Metadata-Version: 2.4
Name: softadapt
Version: 0.1.0rc0
Summary: SoftAdapt: Techniques for Adaptive Loss Weighting of Neural Networks with Multi-Part Loss Functions implemented in Keras
Project-URL: Homepage, https://github.com/logasja/SoftAdapt-Keras
Project-URL: Issues, https://github.com/logasja/SoftAdapt-Keras/issues
Author-email: "A. Ali Heydari" <aliheydari@ucdavis.edu>, Jacob Logas <jacob@logas.me>
Maintainer-email: Jacob Logas <jacob@logas.me>
License-Expression: GPL-3.0-or-later
License-File: LICENSE.md
Keywords: Adaptive-Weighting, Multi-Task-Nerual-Networks Optimization,Balancing PINNs Loss,Gradient-Descent-Weighting, Machine Learning,Physics-Informed Neural Networks
Classifier: Development Status :: 4 - Beta
Classifier: Intended Audience :: Science/Research
Classifier: Programming Language :: Python :: 3.10
Classifier: Programming Language :: Python :: 3.11
Classifier: Programming Language :: Python :: 3.12
Classifier: Programming Language :: Python :: 3.13
Classifier: Topic :: Scientific/Engineering :: Artificial Intelligence
Requires-Python: >=3.10
Requires-Dist: findiff
Requires-Dist: keras>=3.0.0
Requires-Dist: numpy
Description-Content-Type: text/markdown

[![Tests Status](./reports/junit/junit-badge.svg?dummy=8484744)](./reports/junit/report.html)

> [What to work on]
1. According to the softadapt package metadata, what is the minimum Python version required?
2. Summarize the softadapt package metadata in two sentences.
3. Continue the softadapt package metadata from where it stops.

> [Dataset extract]
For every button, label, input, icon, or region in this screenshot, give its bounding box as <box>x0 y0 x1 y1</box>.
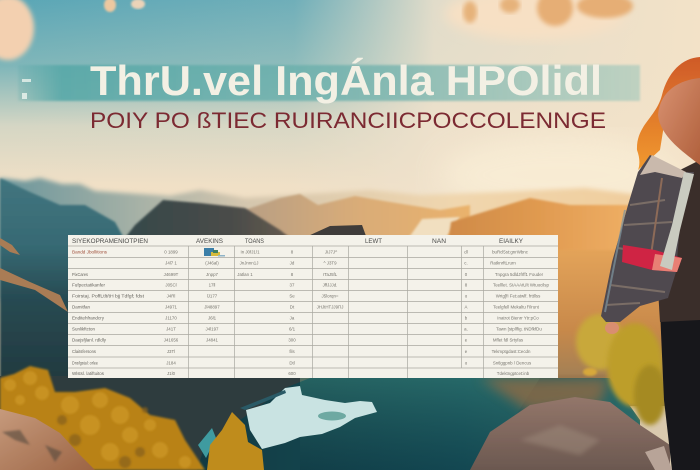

> [Task responses]
1. Python 3.10

2. Softadapt version 0.1.0rc0 is a Keras implementation of techniques for adaptive loss weighting of neural networks with multi-part loss functions, by A. Ali Heydari and Jacob Logas. It is licensed under GPL-3.0-or-later, needs Python 3.10 or later, and depends on findiff, numpy, and keras 3.0.0 or newer.

3.
# SoftAdapt

This repository contains an updated implementation of the [SoftAdapt algorithm](https://arxiv.org/pdf/1912.12355.pdf)(techniques for adaptive loss balancing of multi-tasking neural networks). Since 2020 (when SoftAdapt was first published), SoftAdapt has been applied to a variety of applications, ranging from generative models (e.g. these papers for [VAEs](https://arxiv.org/abs/2009.11693) and [GANs](https://www.sciencedirect.com/science/article/pii/S0167739X2100488X)), [model compression](https://arxiv.org/abs/2012.01604), and [Physics Informed Neural Networks](https://arxiv.org/pdf/2211.16753.pdf), to name a few.

**SoftAdapt is also available within [NVIDIA's Modulus](https://docs.nvidia.com/deeplearning/modulus/modulus-v2209/user_guide/theory/advanced_schemes.html#:~:text=annular%20ring%20example.-,SoftAdapt,-Softadapt%20is%20a). [Modulus](https://developer.nvidia.com/modulus) is a an open-source framework for building, training, and fine-tuning Physics-based DL models in Python.**

[![arXiv:10.48550/arXiv.1912.12355](http://img.shields.io/badge/arXiv-110.48550/arXiv.2206.04047-A42C25.svg)](
https://doi.org/10.48550/arXiv.1912.12355)

## Installing SoftAdapt
### Installing the GitHub Repository (Recommended)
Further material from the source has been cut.